**Your objective**
Reproduce every line in the listing that contains the word "Health".

**Provided records**
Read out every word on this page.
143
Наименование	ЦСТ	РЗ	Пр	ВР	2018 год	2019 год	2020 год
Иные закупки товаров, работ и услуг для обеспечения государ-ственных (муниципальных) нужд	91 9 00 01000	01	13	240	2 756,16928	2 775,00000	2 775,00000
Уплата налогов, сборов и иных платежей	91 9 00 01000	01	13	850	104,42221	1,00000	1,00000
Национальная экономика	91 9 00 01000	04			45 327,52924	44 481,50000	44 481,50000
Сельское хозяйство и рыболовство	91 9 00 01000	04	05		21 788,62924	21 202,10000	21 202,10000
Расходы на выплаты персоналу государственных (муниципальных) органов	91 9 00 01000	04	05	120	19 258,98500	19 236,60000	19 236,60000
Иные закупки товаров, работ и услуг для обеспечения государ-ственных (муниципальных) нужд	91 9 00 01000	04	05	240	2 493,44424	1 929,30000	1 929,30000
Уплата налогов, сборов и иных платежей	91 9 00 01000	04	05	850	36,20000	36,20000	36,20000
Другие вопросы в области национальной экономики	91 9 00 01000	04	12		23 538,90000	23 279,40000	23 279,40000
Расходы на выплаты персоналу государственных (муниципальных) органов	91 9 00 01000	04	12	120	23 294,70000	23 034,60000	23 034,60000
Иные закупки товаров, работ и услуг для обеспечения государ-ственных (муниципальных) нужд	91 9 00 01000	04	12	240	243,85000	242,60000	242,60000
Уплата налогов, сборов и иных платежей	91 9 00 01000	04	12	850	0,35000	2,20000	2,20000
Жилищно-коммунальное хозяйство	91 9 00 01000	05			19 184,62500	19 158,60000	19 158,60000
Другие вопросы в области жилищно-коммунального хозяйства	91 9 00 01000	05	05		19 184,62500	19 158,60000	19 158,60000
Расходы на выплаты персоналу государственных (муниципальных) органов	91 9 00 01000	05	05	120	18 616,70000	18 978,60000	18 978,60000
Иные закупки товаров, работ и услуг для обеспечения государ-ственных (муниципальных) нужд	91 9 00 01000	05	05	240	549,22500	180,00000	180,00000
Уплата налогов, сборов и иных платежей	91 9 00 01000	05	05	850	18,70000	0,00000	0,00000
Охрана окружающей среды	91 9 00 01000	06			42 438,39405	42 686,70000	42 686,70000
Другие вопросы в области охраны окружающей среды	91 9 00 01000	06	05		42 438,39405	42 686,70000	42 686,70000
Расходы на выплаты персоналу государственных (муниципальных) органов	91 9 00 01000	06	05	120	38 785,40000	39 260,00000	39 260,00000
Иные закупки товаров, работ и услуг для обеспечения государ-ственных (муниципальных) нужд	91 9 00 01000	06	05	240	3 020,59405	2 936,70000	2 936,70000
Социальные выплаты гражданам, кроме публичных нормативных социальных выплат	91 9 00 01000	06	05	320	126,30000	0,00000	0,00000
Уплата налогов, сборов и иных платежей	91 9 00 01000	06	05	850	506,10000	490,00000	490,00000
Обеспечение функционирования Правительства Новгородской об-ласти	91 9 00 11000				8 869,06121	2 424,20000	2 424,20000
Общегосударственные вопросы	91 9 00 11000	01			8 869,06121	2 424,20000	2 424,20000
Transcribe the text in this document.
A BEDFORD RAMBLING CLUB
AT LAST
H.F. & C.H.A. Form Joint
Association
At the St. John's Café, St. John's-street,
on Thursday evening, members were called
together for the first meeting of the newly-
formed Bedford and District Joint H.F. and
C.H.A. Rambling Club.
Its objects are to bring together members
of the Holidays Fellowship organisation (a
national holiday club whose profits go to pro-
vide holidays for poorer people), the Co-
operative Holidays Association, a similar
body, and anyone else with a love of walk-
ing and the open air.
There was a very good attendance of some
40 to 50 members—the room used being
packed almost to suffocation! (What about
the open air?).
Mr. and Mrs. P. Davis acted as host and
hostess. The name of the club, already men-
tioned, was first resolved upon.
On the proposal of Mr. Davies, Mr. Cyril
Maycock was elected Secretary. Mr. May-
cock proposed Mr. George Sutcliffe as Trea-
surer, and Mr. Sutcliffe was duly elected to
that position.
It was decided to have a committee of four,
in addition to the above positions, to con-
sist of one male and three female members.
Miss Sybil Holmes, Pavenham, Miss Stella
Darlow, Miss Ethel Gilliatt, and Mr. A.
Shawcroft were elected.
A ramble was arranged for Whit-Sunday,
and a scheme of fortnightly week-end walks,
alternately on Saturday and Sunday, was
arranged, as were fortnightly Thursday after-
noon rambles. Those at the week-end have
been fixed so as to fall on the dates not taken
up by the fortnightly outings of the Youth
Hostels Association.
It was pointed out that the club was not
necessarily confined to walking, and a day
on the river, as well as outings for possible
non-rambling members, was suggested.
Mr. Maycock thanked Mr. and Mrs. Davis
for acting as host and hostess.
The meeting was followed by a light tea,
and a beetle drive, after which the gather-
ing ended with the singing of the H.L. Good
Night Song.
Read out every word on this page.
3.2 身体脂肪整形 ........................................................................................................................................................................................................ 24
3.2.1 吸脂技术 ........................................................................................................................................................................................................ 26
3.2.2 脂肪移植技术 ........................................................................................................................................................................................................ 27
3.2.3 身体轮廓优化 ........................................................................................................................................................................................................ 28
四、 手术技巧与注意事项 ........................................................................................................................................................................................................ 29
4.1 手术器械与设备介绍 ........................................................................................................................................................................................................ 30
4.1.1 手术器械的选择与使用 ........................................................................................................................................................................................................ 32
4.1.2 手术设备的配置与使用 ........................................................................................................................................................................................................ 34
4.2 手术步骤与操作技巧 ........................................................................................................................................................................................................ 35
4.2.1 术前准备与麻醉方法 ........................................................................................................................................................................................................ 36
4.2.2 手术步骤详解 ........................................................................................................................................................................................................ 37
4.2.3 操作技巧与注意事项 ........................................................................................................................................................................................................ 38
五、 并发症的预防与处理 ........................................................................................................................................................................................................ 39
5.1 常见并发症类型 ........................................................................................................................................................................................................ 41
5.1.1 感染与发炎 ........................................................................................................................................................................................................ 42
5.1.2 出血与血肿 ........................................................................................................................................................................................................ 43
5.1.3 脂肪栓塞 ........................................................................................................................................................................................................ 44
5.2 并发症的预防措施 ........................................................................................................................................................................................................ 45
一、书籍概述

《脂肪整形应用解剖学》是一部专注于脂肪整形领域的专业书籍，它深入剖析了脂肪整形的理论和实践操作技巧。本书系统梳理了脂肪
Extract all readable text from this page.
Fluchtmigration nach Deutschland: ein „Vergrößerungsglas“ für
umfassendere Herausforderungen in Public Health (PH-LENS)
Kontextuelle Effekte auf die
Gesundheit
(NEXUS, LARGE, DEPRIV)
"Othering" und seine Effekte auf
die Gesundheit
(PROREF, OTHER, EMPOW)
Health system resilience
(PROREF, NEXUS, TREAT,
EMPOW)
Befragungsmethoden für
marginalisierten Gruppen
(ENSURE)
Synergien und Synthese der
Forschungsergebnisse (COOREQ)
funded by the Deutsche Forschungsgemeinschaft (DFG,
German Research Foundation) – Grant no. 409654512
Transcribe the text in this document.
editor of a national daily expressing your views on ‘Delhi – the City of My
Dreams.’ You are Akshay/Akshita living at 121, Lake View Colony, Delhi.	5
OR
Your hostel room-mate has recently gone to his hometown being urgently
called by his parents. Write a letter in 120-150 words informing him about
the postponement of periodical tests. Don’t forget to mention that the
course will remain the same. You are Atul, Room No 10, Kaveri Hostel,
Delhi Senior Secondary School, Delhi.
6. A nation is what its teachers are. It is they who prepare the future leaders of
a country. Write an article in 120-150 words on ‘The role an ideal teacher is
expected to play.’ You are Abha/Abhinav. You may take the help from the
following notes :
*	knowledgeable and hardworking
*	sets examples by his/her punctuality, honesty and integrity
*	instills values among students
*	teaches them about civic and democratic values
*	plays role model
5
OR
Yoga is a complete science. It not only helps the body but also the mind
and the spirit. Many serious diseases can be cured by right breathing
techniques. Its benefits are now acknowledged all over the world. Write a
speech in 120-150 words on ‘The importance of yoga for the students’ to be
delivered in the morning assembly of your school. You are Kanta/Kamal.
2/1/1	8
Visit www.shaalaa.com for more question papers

**Solution**
umfassendere Herausforderungen in Public Health (PH-LENS)
Health system resilience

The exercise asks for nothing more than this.